_Supplied material_
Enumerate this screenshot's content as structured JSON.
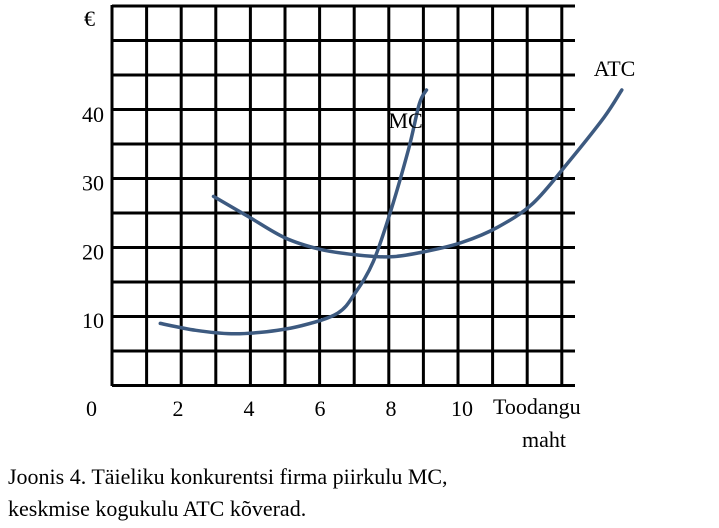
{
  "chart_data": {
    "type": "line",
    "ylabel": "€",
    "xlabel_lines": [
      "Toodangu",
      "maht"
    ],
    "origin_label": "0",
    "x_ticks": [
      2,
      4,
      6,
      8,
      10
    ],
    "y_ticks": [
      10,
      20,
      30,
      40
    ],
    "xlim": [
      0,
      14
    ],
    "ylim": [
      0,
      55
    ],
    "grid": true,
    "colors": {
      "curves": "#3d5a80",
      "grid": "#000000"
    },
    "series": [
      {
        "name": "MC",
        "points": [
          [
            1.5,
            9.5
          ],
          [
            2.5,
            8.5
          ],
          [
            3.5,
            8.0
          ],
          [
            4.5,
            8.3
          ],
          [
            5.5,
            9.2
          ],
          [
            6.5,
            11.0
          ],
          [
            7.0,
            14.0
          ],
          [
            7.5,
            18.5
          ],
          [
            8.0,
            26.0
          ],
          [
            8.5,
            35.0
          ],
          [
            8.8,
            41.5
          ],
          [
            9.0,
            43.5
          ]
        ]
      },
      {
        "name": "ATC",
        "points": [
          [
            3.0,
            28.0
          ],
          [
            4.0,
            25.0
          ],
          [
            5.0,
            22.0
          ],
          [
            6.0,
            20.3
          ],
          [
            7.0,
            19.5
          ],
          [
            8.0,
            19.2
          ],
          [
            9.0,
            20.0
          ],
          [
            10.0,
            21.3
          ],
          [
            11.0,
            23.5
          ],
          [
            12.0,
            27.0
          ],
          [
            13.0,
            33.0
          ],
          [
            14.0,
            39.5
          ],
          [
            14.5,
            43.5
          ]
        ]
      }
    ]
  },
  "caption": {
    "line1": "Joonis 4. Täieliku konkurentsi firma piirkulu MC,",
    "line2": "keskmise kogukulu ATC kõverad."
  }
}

_Task details_
Without the pictures, restate all the entries above exactly.

_The completed task_
Enumerate this screenshot's content as structured JSON.
{
  "chart_data": {
    "type": "line",
    "ylabel": "€",
    "xlabel_lines": [
      "Toodangu",
      "maht"
    ],
    "origin_label": "0",
    "x_ticks": [
      2,
      4,
      6,
      8,
      10
    ],
    "y_ticks": [
      10,
      20,
      30,
      40
    ],
    "xlim": [
      0,
      14
    ],
    "ylim": [
      0,
      55
    ],
    "grid": true,
    "colors": {
      "curves": "#3d5a80",
      "grid": "#000000"
    },
    "series": [
      {
        "name": "MC",
        "points": [
          [
            1.5,
            9.5
          ],
          [
            2.5,
            8.5
          ],
          [
            3.5,
            8.0
          ],
          [
            4.5,
            8.3
          ],
          [
            5.5,
            9.2
          ],
          [
            6.5,
            11.0
          ],
          [
            7.0,
            14.0
          ],
          [
            7.5,
            18.5
          ],
          [
            8.0,
            26.0
          ],
          [
            8.5,
            35.0
          ],
          [
            8.8,
            41.5
          ],
          [
            9.0,
            43.5
          ]
        ]
      },
      {
        "name": "ATC",
        "points": [
          [
            3.0,
            28.0
          ],
          [
            4.0,
            25.0
          ],
          [
            5.0,
            22.0
          ],
          [
            6.0,
            20.3
          ],
          [
            7.0,
            19.5
          ],
          [
            8.0,
            19.2
          ],
          [
            9.0,
            20.0
          ],
          [
            10.0,
            21.3
          ],
          [
            11.0,
            23.5
          ],
          [
            12.0,
            27.0
          ],
          [
            13.0,
            33.0
          ],
          [
            14.0,
            39.5
          ],
          [
            14.5,
            43.5
          ]
        ]
      }
    ]
  },
  "caption": {
    "line1": "Joonis 4. Täieliku konkurentsi firma piirkulu MC,",
    "line2": "keskmise kogukulu ATC kõverad."
  }
}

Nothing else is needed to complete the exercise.